## [WRITTEN TASK]
Below are the records; copy each line in them that holds the word "ULUSLARARASI".

____

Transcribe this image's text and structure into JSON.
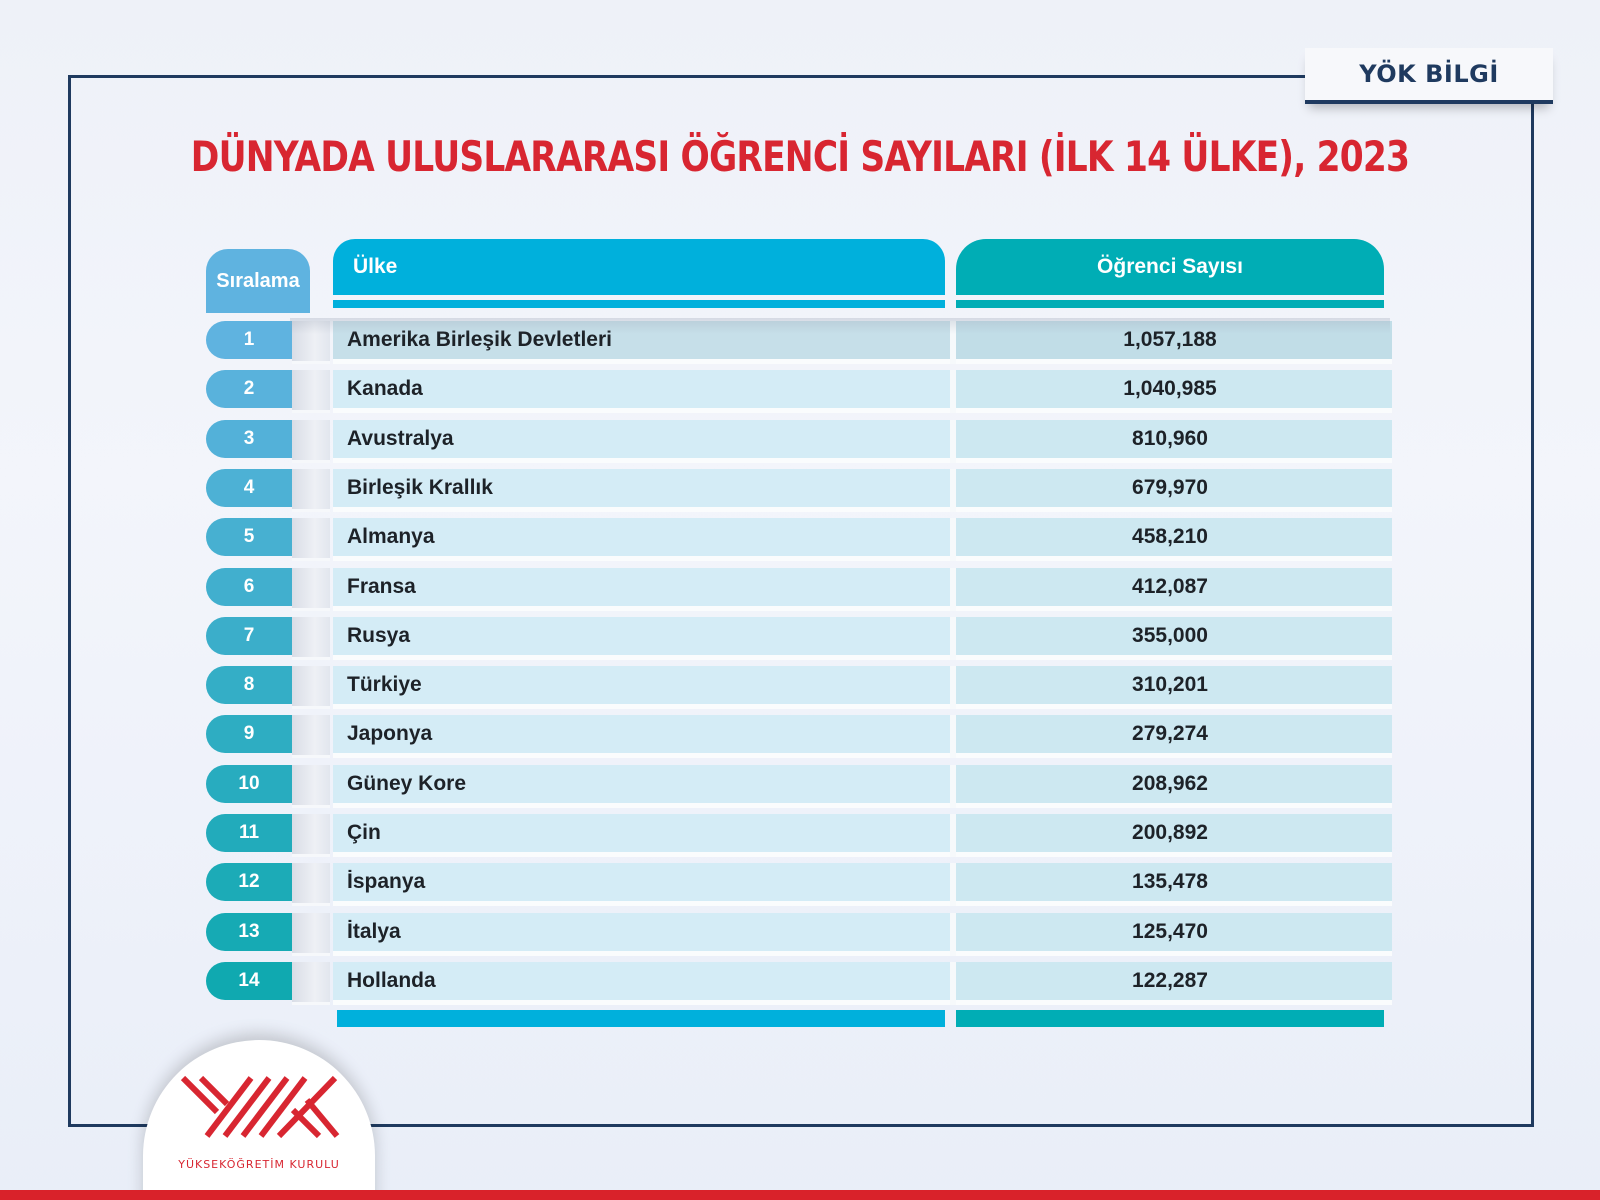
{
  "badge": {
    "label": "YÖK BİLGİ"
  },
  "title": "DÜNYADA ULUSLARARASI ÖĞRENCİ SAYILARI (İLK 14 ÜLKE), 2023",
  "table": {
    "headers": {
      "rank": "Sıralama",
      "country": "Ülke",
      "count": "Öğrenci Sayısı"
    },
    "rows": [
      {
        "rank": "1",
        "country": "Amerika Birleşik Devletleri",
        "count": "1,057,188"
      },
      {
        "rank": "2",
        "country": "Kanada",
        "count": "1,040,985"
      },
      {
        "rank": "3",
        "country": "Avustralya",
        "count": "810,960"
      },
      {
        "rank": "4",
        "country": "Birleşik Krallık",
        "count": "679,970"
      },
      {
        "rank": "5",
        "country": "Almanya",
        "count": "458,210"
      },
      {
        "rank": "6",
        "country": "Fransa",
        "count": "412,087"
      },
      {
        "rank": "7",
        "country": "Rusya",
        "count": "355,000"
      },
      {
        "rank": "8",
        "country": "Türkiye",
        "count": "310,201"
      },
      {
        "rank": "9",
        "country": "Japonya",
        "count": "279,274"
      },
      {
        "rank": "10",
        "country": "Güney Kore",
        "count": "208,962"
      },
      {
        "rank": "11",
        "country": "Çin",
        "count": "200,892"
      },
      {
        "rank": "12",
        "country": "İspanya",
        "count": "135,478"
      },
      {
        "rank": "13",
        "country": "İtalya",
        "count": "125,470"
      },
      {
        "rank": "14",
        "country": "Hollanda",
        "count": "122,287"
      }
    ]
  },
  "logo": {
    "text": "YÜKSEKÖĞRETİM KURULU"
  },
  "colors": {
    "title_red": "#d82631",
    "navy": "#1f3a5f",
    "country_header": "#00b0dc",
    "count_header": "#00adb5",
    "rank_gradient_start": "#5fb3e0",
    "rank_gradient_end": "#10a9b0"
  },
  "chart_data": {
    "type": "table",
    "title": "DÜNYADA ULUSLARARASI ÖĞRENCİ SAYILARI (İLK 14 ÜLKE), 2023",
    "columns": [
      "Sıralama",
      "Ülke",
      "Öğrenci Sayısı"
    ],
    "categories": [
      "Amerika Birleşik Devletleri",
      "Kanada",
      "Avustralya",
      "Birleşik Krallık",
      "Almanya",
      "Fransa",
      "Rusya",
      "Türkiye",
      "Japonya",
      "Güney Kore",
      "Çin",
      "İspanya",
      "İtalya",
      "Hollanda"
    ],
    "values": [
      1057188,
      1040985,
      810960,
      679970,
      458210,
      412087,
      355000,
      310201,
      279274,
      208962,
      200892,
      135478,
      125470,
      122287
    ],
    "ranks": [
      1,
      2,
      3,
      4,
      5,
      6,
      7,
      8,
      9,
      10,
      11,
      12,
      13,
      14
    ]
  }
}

____

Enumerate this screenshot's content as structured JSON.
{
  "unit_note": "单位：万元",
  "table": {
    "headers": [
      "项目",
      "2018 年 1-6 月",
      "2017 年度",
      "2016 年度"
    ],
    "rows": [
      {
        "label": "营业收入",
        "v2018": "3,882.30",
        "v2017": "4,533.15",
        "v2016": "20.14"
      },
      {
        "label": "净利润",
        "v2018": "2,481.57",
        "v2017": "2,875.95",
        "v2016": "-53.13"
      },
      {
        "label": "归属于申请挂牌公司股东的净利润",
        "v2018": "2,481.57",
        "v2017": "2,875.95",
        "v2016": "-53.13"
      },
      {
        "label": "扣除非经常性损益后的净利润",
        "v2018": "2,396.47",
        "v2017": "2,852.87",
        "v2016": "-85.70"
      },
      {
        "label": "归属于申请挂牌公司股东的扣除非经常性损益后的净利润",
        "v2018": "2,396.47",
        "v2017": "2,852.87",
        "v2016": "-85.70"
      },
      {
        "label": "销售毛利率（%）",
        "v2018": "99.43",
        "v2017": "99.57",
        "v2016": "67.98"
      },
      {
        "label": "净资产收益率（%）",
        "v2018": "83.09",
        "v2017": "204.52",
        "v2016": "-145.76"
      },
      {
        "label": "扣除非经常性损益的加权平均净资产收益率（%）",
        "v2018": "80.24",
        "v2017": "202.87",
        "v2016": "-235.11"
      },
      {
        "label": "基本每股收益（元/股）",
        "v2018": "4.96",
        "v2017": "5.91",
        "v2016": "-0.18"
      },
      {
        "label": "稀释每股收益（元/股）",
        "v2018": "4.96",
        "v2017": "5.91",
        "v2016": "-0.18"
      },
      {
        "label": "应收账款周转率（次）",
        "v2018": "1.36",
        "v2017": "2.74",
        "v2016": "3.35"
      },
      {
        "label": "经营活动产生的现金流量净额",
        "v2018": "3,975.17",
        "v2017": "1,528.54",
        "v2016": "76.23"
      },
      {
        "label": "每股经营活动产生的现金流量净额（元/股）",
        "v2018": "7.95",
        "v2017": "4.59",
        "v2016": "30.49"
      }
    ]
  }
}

____

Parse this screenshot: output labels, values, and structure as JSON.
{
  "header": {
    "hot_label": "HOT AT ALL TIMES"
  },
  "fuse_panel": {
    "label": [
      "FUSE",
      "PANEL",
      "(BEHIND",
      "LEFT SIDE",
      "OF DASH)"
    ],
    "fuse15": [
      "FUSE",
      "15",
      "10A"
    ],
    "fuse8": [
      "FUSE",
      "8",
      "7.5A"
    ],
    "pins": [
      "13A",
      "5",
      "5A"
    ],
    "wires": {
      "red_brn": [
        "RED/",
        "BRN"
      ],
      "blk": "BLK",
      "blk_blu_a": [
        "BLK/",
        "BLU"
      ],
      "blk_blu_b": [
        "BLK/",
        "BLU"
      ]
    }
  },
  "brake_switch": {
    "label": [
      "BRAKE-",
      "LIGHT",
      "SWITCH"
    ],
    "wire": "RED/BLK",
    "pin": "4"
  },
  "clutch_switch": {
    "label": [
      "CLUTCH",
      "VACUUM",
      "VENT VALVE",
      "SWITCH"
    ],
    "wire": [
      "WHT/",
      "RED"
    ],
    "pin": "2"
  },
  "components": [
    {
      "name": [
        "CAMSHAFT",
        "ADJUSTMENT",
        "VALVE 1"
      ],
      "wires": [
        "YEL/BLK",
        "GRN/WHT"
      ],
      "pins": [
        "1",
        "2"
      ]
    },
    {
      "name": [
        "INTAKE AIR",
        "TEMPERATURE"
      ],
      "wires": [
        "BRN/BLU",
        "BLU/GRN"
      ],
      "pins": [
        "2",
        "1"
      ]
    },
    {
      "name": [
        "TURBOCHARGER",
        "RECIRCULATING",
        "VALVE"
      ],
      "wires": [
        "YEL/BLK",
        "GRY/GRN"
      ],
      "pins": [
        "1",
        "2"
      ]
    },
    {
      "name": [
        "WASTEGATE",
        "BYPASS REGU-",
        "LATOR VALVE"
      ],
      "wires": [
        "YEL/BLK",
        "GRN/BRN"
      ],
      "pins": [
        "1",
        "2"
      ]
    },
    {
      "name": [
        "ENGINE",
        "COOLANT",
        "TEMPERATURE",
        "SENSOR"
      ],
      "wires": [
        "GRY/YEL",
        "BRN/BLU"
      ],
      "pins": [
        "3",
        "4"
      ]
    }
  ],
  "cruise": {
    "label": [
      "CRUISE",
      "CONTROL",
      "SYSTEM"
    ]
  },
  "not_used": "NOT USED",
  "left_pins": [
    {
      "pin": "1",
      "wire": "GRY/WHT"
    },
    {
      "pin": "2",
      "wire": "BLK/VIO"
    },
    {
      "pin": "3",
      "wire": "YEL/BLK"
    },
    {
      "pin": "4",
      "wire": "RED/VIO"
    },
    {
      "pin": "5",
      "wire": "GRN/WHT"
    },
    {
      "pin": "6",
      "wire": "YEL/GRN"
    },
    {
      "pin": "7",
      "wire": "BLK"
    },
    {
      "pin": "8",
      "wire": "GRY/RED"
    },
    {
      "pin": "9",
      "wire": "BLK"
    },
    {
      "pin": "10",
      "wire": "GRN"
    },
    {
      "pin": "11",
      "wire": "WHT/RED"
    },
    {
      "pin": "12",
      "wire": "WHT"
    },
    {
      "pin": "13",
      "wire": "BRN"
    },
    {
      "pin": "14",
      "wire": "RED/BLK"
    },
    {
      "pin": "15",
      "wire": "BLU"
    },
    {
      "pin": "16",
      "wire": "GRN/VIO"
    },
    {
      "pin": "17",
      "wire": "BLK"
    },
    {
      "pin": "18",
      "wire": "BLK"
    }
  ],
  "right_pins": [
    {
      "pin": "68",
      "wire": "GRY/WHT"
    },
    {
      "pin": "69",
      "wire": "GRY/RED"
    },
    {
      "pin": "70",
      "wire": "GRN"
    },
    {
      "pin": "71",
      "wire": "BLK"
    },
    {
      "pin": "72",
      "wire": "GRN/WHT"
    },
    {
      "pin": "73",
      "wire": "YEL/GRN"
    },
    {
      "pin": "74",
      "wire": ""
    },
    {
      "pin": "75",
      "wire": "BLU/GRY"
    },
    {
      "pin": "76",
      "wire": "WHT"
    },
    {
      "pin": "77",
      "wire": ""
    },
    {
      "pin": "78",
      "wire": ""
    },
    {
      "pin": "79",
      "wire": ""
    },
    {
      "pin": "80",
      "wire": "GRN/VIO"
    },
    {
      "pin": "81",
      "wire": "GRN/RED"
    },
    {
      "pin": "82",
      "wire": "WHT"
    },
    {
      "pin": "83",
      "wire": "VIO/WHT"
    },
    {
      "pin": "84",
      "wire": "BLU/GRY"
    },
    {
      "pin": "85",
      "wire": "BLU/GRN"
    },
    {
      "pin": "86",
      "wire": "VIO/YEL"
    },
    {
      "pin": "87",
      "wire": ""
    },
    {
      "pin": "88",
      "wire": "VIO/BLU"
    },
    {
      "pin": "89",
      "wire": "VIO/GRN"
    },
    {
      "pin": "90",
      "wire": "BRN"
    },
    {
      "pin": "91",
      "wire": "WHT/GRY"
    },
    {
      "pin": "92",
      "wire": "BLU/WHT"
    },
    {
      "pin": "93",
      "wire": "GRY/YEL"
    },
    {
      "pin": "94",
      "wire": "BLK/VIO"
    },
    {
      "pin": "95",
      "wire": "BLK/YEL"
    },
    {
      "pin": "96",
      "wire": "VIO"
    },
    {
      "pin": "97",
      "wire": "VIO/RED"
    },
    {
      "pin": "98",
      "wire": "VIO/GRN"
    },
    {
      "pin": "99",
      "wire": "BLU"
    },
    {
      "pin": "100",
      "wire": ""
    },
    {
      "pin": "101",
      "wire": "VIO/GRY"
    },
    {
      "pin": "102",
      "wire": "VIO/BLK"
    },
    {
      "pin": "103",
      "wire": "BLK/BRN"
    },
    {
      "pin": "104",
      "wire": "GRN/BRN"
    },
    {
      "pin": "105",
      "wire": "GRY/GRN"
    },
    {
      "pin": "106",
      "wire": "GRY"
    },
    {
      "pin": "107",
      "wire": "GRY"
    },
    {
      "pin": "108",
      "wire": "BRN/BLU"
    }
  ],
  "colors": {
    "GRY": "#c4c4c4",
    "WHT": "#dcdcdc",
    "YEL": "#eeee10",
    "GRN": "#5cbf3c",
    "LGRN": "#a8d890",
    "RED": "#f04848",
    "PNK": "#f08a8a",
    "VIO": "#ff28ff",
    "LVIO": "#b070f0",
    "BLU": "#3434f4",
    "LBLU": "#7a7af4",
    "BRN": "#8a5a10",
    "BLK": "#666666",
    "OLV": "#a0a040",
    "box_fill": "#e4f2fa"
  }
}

____

## [RESPONSE BELOW]
  "title": "DÜNYADA ULUSLARARASI ÖĞRENCİ SAYILARI (İLK 14 ÜLKE), 2023",
    "title": "DÜNYADA ULUSLARARASI ÖĞRENCİ SAYILARI (İLK 14 ÜLKE), 2023",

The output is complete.